— Work request —
Return all the entries word for word, minus the pictures.

##### Extracted information #####

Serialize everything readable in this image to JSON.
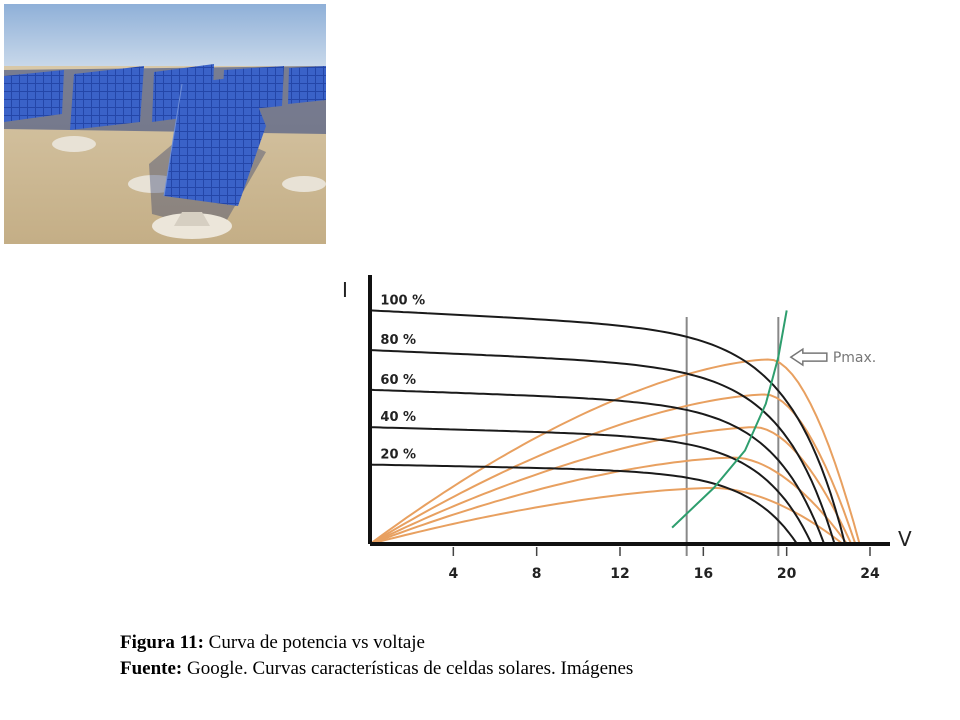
{
  "photo": {
    "icon": "solar-panel-field-photo"
  },
  "chart_data": {
    "type": "line",
    "xlabel": "V",
    "ylabel": "I",
    "xlim": [
      0,
      24
    ],
    "ylim": [
      0,
      1.1
    ],
    "x_ticks": [
      "4",
      "8",
      "12",
      "16",
      "20",
      "24"
    ],
    "grid": false,
    "reference_lines_v": [
      15.2,
      19.6
    ],
    "irradiance_labels": [
      "100 %",
      "80 %",
      "60 %",
      "40 %",
      "20 %"
    ],
    "current_curves": [
      {
        "label": "100 %",
        "isc": 1.0,
        "voc": 22.8
      },
      {
        "label": "80 %",
        "isc": 0.83,
        "voc": 22.3
      },
      {
        "label": "60 %",
        "isc": 0.66,
        "voc": 21.8
      },
      {
        "label": "40 %",
        "isc": 0.5,
        "voc": 21.2
      },
      {
        "label": "20 %",
        "isc": 0.34,
        "voc": 20.5
      }
    ],
    "power_curves": [
      {
        "peak_v": 19.2,
        "peak_p": 0.79,
        "voc": 23.5
      },
      {
        "peak_v": 19.0,
        "peak_p": 0.64,
        "voc": 23.3
      },
      {
        "peak_v": 18.5,
        "peak_p": 0.5,
        "voc": 23.1
      },
      {
        "peak_v": 17.5,
        "peak_p": 0.37,
        "voc": 22.9
      },
      {
        "peak_v": 16.5,
        "peak_p": 0.24,
        "voc": 22.7
      }
    ],
    "mpp_line": {
      "v": [
        14.5,
        16.5,
        18.0,
        19.0,
        19.6,
        20.0
      ],
      "p": [
        0.07,
        0.24,
        0.4,
        0.6,
        0.8,
        1.0
      ]
    },
    "annotation": "Pmax.",
    "colors": {
      "current": "#1a1a1a",
      "power": "#e8a060",
      "mpp": "#2e9e6e",
      "reference": "#888888"
    }
  },
  "caption": {
    "line1_label": "Figura 11:",
    "line1_text": " Curva de potencia vs voltaje",
    "line2_label": "Fuente:",
    "line2_text": " Google. Curvas características de celdas solares. Imágenes"
  }
}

#####

— Response —
Serialize everything readable in this image to JSON.
{
  "photo": {
    "icon": "solar-panel-field-photo"
  },
  "chart_data": {
    "type": "line",
    "xlabel": "V",
    "ylabel": "I",
    "xlim": [
      0,
      24
    ],
    "ylim": [
      0,
      1.1
    ],
    "x_ticks": [
      "4",
      "8",
      "12",
      "16",
      "20",
      "24"
    ],
    "grid": false,
    "reference_lines_v": [
      15.2,
      19.6
    ],
    "irradiance_labels": [
      "100 %",
      "80 %",
      "60 %",
      "40 %",
      "20 %"
    ],
    "current_curves": [
      {
        "label": "100 %",
        "isc": 1.0,
        "voc": 22.8
      },
      {
        "label": "80 %",
        "isc": 0.83,
        "voc": 22.3
      },
      {
        "label": "60 %",
        "isc": 0.66,
        "voc": 21.8
      },
      {
        "label": "40 %",
        "isc": 0.5,
        "voc": 21.2
      },
      {
        "label": "20 %",
        "isc": 0.34,
        "voc": 20.5
      }
    ],
    "power_curves": [
      {
        "peak_v": 19.2,
        "peak_p": 0.79,
        "voc": 23.5
      },
      {
        "peak_v": 19.0,
        "peak_p": 0.64,
        "voc": 23.3
      },
      {
        "peak_v": 18.5,
        "peak_p": 0.5,
        "voc": 23.1
      },
      {
        "peak_v": 17.5,
        "peak_p": 0.37,
        "voc": 22.9
      },
      {
        "peak_v": 16.5,
        "peak_p": 0.24,
        "voc": 22.7
      }
    ],
    "mpp_line": {
      "v": [
        14.5,
        16.5,
        18.0,
        19.0,
        19.6,
        20.0
      ],
      "p": [
        0.07,
        0.24,
        0.4,
        0.6,
        0.8,
        1.0
      ]
    },
    "annotation": "Pmax.",
    "colors": {
      "current": "#1a1a1a",
      "power": "#e8a060",
      "mpp": "#2e9e6e",
      "reference": "#888888"
    }
  },
  "caption": {
    "line1_label": "Figura 11:",
    "line1_text": " Curva de potencia vs voltaje",
    "line2_label": "Fuente:",
    "line2_text": " Google. Curvas características de celdas solares. Imágenes"
  }
}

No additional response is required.